== DATASET EXTRACT ==

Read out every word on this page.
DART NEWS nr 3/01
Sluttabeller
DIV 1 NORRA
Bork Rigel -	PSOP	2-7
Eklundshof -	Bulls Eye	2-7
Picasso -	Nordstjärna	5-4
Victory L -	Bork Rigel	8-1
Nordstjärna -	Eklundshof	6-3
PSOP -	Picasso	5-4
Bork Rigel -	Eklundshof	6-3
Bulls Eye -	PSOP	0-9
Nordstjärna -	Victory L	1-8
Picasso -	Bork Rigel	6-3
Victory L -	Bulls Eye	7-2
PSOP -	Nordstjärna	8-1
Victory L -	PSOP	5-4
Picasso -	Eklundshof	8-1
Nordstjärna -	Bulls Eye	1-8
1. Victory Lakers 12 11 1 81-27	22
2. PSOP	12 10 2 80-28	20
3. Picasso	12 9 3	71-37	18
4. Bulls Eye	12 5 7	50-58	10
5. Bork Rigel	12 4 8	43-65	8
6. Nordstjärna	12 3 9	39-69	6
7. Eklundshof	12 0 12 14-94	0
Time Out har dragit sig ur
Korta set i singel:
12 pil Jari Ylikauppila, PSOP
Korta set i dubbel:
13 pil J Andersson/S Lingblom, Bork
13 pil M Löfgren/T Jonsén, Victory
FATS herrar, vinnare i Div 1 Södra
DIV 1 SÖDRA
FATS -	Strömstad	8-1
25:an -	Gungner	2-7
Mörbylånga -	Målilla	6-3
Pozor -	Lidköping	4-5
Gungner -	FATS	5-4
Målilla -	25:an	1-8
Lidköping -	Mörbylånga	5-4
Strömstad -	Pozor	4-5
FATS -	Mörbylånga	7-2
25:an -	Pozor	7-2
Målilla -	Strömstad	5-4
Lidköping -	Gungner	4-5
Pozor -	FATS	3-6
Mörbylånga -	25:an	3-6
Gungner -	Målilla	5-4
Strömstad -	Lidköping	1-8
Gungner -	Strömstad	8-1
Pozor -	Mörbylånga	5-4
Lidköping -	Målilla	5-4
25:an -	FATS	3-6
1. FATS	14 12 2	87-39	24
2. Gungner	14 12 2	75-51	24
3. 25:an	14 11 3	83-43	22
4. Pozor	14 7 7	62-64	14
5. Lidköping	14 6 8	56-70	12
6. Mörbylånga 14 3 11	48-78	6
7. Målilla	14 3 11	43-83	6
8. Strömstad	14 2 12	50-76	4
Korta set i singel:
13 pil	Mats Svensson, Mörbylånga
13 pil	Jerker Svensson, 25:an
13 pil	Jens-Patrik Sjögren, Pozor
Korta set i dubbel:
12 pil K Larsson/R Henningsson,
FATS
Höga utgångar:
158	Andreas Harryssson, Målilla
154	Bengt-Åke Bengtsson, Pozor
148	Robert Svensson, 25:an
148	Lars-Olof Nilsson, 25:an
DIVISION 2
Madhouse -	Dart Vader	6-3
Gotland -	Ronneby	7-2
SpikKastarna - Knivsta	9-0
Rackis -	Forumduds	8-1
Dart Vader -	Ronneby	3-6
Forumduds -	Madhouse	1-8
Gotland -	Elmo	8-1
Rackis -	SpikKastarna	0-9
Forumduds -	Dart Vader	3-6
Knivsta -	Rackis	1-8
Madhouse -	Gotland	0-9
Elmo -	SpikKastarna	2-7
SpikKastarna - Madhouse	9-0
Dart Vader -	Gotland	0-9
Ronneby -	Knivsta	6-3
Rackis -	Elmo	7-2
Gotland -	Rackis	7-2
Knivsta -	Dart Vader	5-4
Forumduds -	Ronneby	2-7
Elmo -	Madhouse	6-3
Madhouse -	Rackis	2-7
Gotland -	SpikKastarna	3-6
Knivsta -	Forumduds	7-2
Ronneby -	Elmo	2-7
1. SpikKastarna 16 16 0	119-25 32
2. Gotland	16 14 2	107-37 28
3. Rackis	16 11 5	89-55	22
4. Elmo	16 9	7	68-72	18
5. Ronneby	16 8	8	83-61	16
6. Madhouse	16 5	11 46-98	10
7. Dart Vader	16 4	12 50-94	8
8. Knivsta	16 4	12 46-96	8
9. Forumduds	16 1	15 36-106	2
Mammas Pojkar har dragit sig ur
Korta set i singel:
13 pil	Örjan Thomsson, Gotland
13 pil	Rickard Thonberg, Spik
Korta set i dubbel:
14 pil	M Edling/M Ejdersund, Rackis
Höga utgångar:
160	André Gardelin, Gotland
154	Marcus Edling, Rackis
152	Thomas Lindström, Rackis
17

===

> **CHALLENGE**
Write out every record verbatim.

> **WORKED SOLUTION**
Read out every word on this page.
DART NEWS nr 3/01
Sluttabeller
DIV 1 NORRA
Bork Rigel -	PSOP	2-7
Eklundshof -	Bulls Eye	2-7
Picasso -	Nordstjärna	5-4
Victory L -	Bork Rigel	8-1
Nordstjärna -	Eklundshof	6-3
PSOP -	Picasso	5-4
Bork Rigel -	Eklundshof	6-3
Bulls Eye -	PSOP	0-9
Nordstjärna -	Victory L	1-8
Picasso -	Bork Rigel	6-3
Victory L -	Bulls Eye	7-2
PSOP -	Nordstjärna	8-1
Victory L -	PSOP	5-4
Picasso -	Eklundshof	8-1
Nordstjärna -	Bulls Eye	1-8
1. Victory Lakers 12 11 1 81-27	22
2. PSOP	12 10 2 80-28	20
3. Picasso	12 9 3	71-37	18
4. Bulls Eye	12 5 7	50-58	10
5. Bork Rigel	12 4 8	43-65	8
6. Nordstjärna	12 3 9	39-69	6
7. Eklundshof	12 0 12 14-94	0
Time Out har dragit sig ur
Korta set i singel:
12 pil Jari Ylikauppila, PSOP
Korta set i dubbel:
13 pil J Andersson/S Lingblom, Bork
13 pil M Löfgren/T Jonsén, Victory
FATS herrar, vinnare i Div 1 Södra
DIV 1 SÖDRA
FATS -	Strömstad	8-1
25:an -	Gungner	2-7
Mörbylånga -	Målilla	6-3
Pozor -	Lidköping	4-5
Gungner -	FATS	5-4
Målilla -	25:an	1-8
Lidköping -	Mörbylånga	5-4
Strömstad -	Pozor	4-5
FATS -	Mörbylånga	7-2
25:an -	Pozor	7-2
Målilla -	Strömstad	5-4
Lidköping -	Gungner	4-5
Pozor -	FATS	3-6
Mörbylånga -	25:an	3-6
Gungner -	Målilla	5-4
Strömstad -	Lidköping	1-8
Gungner -	Strömstad	8-1
Pozor -	Mörbylånga	5-4
Lidköping -	Målilla	5-4
25:an -	FATS	3-6
1. FATS	14 12 2	87-39	24
2. Gungner	14 12 2	75-51	24
3. 25:an	14 11 3	83-43	22
4. Pozor	14 7 7	62-64	14
5. Lidköping	14 6 8	56-70	12
6. Mörbylånga 14 3 11	48-78	6
7. Målilla	14 3 11	43-83	6
8. Strömstad	14 2 12	50-76	4
Korta set i singel:
13 pil	Mats Svensson, Mörbylånga
13 pil	Jerker Svensson, 25:an
13 pil	Jens-Patrik Sjögren, Pozor
Korta set i dubbel:
12 pil K Larsson/R Henningsson,
FATS
Höga utgångar:
158	Andreas Harryssson, Målilla
154	Bengt-Åke Bengtsson, Pozor
148	Robert Svensson, 25:an
148	Lars-Olof Nilsson, 25:an
DIVISION 2
Madhouse -	Dart Vader	6-3
Gotland -	Ronneby	7-2
SpikKastarna - Knivsta	9-0
Rackis -	Forumduds	8-1
Dart Vader -	Ronneby	3-6
Forumduds -	Madhouse	1-8
Gotland -	Elmo	8-1
Rackis -	SpikKastarna	0-9
Forumduds -	Dart Vader	3-6
Knivsta -	Rackis	1-8
Madhouse -	Gotland	0-9
Elmo -	SpikKastarna	2-7
SpikKastarna - Madhouse	9-0
Dart Vader -	Gotland	0-9
Ronneby -	Knivsta	6-3
Rackis -	Elmo	7-2
Gotland -	Rackis	7-2
Knivsta -	Dart Vader	5-4
Forumduds -	Ronneby	2-7
Elmo -	Madhouse	6-3
Madhouse -	Rackis	2-7
Gotland -	SpikKastarna	3-6
Knivsta -	Forumduds	7-2
Ronneby -	Elmo	2-7
1. SpikKastarna 16 16 0	119-25 32
2. Gotland	16 14 2	107-37 28
3. Rackis	16 11 5	89-55	22
4. Elmo	16 9	7	68-72	18
5. Ronneby	16 8	8	83-61	16
6. Madhouse	16 5	11 46-98	10
7. Dart Vader	16 4	12 50-94	8
8. Knivsta	16 4	12 46-96	8
9. Forumduds	16 1	15 36-106	2
Mammas Pojkar har dragit sig ur
Korta set i singel:
13 pil	Örjan Thomsson, Gotland
13 pil	Rickard Thonberg, Spik
Korta set i dubbel:
14 pil	M Edling/M Ejdersund, Rackis
Höga utgångar:
160	André Gardelin, Gotland
154	Marcus Edling, Rackis
152	Thomas Lindström, Rackis
17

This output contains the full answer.